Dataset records
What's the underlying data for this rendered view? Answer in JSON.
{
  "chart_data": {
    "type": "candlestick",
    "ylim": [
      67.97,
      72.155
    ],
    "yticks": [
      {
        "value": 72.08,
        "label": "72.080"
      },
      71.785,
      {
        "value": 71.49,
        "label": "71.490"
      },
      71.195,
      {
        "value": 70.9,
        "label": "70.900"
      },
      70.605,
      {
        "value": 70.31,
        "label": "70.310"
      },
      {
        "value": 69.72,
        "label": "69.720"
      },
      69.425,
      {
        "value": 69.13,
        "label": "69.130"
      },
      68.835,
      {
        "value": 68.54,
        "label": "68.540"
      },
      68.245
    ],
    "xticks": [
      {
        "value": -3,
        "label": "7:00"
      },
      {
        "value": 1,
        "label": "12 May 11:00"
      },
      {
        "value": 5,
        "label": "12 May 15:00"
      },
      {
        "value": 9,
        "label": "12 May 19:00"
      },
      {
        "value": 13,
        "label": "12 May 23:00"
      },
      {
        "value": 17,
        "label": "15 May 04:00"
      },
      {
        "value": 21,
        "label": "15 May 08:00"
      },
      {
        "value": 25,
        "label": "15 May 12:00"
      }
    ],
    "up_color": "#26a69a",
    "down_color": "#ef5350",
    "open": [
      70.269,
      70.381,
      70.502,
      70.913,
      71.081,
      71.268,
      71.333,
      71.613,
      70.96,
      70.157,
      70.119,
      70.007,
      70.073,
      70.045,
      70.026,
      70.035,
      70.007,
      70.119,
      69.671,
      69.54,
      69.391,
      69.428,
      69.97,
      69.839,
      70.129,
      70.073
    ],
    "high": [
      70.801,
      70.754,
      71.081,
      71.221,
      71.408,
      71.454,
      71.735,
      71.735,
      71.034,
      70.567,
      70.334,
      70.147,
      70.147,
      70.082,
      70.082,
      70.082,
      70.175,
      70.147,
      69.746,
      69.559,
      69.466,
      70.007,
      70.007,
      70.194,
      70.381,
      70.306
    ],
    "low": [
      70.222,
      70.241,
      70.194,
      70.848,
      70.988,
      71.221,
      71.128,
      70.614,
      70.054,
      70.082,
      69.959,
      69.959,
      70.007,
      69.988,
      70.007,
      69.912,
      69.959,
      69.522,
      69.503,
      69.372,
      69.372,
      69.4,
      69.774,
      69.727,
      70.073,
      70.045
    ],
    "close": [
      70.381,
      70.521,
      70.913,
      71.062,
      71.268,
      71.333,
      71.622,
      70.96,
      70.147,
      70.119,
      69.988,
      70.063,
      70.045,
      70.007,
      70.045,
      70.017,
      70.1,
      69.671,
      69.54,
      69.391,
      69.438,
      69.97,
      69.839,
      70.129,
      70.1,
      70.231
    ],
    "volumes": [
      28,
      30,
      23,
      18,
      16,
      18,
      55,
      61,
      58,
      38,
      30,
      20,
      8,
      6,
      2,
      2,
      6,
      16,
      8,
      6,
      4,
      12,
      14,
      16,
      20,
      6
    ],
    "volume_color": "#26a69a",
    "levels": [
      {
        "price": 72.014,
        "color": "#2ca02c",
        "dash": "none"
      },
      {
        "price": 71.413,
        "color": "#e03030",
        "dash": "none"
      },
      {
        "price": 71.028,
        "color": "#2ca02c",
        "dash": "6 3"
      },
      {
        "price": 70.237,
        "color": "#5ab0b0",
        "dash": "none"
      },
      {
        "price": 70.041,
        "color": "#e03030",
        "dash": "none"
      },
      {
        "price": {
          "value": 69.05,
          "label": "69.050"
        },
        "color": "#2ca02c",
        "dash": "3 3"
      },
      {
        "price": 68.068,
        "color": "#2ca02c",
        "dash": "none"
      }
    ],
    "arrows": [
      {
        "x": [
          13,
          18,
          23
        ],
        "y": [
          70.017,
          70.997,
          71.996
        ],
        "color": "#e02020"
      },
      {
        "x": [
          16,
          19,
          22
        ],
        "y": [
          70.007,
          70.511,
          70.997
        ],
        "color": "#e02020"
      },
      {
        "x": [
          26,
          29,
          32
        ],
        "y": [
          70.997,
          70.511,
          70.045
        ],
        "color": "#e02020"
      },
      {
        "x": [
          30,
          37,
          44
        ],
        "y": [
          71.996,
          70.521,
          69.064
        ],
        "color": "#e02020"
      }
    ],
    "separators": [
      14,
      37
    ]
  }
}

Stated problem:
Copy out every line in the listing where the word "price" appears.

Task output:
        "price": 72.014,
        "price": 71.413,
        "price": 71.028,
        "price": 70.237,
        "price": 70.041,
        "price": {
        "price": 68.068,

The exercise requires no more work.